● **Instructions for the task**
Once every line in the data below has been checked for "text", give the number of lines that hold it, and only that.

● **Provided information**
####

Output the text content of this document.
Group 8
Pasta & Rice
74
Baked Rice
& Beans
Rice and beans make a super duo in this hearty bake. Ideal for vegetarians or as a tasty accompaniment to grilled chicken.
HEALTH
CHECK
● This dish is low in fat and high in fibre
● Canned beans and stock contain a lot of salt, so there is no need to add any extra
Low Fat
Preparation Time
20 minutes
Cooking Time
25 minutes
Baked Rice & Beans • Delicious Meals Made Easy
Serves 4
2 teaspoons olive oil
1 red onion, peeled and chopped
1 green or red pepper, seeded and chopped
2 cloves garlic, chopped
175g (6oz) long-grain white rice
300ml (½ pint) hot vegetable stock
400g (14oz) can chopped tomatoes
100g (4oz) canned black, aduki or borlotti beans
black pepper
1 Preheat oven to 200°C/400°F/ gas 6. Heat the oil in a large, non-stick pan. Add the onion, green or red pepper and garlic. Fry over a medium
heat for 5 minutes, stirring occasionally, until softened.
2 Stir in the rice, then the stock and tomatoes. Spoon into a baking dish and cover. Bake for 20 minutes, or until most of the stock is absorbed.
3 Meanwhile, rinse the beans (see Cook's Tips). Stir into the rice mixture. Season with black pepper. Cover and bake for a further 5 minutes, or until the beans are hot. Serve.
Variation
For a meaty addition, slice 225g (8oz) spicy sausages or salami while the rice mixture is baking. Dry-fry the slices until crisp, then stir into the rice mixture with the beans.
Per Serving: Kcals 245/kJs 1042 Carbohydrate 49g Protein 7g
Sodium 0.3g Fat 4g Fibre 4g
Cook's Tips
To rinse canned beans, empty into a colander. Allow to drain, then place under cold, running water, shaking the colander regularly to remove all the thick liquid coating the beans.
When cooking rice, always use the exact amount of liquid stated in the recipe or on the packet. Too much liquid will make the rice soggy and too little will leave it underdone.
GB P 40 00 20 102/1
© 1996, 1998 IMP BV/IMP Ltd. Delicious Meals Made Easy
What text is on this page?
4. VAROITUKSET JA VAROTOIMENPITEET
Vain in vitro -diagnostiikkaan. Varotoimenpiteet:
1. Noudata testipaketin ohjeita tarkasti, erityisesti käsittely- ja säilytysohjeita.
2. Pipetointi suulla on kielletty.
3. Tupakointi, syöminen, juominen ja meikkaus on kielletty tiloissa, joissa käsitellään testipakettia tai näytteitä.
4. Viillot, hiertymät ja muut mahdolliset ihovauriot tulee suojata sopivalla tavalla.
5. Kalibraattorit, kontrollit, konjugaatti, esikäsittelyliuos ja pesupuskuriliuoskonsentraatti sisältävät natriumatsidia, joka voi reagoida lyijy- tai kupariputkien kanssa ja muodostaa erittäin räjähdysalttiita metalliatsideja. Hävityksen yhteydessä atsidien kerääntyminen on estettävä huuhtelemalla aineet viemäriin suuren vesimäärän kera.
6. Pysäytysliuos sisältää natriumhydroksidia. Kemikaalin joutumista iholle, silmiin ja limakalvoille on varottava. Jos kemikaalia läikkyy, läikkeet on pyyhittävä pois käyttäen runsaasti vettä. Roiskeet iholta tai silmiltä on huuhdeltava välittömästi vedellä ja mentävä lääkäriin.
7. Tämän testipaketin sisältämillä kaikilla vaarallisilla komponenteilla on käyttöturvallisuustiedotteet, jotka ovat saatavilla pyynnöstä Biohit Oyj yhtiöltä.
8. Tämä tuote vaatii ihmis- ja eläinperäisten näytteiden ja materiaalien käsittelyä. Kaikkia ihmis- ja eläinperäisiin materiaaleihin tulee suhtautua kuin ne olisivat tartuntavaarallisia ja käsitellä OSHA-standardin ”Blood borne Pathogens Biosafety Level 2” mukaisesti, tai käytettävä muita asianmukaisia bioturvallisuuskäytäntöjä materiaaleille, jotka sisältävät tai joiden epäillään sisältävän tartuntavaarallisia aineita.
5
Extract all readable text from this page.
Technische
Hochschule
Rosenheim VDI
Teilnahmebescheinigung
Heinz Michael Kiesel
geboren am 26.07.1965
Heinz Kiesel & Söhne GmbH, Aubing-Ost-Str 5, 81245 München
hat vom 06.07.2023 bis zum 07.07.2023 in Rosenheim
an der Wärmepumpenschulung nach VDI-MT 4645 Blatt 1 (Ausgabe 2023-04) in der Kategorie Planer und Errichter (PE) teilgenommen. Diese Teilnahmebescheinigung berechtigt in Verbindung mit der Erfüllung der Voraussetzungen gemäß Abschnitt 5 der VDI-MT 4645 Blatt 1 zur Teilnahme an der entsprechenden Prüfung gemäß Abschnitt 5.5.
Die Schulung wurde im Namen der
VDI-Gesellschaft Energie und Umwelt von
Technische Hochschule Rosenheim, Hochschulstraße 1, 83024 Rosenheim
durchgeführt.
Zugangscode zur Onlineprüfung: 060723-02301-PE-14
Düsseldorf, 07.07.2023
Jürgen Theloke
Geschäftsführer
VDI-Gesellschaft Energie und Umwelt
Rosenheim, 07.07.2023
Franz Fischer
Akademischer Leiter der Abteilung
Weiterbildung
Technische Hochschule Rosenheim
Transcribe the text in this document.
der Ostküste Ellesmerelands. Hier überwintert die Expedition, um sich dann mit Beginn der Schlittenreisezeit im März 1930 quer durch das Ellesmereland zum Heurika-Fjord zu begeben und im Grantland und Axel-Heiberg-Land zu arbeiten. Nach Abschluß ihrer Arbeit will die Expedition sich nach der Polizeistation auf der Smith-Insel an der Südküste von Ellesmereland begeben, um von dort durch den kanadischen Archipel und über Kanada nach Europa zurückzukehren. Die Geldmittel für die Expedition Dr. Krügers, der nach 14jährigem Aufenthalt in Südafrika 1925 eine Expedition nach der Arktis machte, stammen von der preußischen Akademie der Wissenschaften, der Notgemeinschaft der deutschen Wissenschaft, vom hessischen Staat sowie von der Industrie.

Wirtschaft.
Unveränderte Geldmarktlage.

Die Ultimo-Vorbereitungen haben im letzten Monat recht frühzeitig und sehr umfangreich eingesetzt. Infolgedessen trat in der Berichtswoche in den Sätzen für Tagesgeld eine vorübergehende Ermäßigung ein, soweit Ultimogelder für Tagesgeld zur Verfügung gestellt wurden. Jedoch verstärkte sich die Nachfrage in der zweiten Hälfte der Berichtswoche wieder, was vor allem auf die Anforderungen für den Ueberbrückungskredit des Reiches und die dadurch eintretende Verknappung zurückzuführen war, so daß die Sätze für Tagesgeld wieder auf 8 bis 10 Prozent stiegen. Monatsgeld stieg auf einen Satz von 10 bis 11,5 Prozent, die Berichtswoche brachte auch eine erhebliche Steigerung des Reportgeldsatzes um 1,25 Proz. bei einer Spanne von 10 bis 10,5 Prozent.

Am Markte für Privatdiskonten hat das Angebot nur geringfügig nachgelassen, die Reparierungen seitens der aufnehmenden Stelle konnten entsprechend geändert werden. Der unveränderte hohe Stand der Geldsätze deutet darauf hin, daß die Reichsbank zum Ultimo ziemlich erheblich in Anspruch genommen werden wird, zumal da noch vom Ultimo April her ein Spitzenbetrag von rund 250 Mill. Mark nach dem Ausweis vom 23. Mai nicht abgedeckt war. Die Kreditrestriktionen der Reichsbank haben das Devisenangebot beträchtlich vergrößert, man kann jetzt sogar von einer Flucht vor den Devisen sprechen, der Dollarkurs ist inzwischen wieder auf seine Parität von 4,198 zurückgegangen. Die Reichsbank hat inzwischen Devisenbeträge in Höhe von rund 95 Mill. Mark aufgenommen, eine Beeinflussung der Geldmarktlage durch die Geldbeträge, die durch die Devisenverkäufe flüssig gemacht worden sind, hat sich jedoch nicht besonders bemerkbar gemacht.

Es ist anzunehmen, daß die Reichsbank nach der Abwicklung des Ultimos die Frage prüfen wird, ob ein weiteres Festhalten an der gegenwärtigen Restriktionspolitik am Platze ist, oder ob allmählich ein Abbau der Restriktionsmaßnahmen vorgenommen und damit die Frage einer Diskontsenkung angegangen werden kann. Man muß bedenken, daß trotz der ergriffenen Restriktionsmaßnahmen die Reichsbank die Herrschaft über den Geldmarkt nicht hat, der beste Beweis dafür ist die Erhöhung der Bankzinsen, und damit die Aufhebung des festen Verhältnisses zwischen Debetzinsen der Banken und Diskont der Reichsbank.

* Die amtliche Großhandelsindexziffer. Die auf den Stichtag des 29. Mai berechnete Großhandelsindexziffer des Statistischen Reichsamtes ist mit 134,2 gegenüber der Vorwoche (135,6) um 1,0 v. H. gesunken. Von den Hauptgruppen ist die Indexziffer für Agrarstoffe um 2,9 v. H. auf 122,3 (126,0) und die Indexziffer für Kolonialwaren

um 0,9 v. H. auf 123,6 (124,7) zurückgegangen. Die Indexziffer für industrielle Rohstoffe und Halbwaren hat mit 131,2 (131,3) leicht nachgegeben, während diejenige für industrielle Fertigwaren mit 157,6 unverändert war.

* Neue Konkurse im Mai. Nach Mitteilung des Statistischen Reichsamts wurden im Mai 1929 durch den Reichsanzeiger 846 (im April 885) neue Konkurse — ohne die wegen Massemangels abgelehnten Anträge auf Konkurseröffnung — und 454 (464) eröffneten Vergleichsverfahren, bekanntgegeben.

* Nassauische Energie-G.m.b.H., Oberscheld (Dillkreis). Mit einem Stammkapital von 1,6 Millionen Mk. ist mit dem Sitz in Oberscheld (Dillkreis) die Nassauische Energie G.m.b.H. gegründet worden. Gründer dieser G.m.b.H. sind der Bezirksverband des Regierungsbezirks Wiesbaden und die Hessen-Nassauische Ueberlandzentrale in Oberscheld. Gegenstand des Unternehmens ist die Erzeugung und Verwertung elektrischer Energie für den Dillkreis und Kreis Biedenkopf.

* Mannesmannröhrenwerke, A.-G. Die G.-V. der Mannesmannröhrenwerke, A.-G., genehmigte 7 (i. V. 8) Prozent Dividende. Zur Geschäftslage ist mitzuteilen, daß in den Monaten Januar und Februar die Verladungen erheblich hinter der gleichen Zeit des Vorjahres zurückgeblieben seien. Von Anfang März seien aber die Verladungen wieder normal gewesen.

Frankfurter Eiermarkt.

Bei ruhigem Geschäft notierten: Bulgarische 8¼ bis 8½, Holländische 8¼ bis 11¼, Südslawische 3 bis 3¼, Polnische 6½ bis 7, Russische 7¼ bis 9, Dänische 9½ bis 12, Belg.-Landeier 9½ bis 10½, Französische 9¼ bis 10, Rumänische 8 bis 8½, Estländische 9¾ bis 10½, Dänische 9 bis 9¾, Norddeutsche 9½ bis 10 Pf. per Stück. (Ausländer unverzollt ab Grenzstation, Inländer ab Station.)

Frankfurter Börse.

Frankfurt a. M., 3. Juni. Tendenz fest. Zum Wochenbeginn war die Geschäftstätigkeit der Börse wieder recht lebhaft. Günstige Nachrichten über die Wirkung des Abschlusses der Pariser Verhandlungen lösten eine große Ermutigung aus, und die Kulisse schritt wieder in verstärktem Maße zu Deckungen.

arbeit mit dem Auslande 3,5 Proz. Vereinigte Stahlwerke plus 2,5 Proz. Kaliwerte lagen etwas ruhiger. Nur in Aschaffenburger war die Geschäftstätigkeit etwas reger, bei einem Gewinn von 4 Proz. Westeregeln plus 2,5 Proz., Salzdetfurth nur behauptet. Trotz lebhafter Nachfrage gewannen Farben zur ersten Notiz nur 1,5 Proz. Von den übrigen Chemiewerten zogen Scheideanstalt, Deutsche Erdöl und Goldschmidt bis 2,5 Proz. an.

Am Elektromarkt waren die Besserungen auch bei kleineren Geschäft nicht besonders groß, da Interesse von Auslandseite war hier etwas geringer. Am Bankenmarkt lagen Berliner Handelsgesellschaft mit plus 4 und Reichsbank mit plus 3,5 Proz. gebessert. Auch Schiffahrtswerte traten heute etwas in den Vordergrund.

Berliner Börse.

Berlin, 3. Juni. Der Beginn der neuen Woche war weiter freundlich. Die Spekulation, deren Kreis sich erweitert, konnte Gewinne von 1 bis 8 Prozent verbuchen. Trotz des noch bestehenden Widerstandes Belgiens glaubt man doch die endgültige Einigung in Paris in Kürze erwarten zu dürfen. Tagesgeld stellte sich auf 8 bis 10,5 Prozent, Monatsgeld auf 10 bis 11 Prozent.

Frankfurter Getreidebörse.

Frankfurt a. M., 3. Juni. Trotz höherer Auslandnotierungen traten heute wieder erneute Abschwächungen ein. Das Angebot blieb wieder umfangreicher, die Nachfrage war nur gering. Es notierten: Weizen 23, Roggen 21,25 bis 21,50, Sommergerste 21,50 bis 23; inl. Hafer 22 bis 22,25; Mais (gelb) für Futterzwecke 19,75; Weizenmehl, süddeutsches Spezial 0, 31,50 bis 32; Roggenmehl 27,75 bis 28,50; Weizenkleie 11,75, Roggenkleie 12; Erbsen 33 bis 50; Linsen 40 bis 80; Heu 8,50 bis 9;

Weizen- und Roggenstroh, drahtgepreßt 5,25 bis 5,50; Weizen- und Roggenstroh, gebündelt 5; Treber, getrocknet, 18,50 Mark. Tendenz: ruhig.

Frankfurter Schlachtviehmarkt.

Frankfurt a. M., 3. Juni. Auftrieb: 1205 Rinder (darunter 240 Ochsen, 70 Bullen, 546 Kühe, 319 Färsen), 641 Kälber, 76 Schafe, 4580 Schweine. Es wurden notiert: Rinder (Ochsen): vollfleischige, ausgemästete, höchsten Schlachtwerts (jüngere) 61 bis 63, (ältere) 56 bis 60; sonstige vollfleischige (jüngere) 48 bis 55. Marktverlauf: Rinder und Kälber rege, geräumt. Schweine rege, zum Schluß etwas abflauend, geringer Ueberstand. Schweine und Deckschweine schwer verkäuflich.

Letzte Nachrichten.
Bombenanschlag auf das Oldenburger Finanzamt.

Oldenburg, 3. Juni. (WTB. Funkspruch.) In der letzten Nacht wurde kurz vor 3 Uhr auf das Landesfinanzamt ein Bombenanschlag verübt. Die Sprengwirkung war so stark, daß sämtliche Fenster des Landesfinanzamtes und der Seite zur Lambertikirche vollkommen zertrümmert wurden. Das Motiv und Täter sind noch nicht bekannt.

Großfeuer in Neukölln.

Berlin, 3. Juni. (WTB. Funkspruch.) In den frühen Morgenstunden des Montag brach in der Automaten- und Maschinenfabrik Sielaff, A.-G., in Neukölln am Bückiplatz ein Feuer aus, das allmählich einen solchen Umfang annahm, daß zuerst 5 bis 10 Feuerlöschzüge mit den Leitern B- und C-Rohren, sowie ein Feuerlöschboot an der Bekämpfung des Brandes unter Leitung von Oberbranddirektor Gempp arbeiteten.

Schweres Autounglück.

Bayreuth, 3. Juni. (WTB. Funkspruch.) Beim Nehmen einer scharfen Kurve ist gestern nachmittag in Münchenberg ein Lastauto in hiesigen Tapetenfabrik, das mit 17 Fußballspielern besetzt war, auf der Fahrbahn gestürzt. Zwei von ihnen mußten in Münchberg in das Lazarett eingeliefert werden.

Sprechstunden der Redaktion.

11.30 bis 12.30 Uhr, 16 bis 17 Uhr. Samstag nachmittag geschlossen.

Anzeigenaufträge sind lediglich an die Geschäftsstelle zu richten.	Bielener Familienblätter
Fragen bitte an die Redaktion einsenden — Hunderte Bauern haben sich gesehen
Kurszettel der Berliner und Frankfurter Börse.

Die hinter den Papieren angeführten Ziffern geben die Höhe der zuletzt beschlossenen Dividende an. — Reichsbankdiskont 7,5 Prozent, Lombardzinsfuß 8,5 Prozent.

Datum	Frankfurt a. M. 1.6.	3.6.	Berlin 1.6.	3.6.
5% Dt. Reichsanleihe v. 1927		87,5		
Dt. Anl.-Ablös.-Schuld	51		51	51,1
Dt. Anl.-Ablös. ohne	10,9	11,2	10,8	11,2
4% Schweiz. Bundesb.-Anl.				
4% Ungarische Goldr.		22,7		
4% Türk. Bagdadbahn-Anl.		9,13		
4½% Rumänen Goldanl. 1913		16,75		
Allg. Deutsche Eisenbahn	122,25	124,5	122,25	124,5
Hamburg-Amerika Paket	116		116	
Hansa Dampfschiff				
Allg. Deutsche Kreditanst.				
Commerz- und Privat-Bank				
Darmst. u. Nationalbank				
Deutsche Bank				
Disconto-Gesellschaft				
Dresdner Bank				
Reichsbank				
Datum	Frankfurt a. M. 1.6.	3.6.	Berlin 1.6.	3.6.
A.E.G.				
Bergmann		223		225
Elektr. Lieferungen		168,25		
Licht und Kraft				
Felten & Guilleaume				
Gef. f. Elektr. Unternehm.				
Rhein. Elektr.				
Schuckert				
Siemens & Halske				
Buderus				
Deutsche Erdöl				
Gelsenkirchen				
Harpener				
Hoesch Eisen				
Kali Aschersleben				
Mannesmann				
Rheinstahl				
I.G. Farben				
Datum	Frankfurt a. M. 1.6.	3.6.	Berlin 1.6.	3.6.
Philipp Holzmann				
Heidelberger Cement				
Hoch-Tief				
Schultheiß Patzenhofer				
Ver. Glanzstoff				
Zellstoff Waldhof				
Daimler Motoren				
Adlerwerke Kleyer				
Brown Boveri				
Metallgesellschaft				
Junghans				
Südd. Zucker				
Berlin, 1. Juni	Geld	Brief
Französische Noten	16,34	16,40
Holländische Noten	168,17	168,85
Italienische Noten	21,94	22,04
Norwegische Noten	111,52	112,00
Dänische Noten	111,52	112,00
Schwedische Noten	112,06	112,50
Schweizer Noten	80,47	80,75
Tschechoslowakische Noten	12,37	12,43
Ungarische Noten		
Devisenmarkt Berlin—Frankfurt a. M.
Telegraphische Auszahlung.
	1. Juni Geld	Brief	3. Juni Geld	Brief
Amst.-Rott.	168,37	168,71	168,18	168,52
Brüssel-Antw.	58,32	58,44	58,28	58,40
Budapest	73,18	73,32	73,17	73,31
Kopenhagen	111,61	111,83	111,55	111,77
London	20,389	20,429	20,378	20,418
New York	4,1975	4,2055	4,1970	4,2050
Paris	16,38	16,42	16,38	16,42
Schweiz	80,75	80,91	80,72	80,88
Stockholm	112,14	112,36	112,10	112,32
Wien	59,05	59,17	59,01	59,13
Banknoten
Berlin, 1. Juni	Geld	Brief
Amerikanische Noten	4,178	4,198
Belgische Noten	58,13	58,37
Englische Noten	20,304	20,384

####

● **Expected output**
4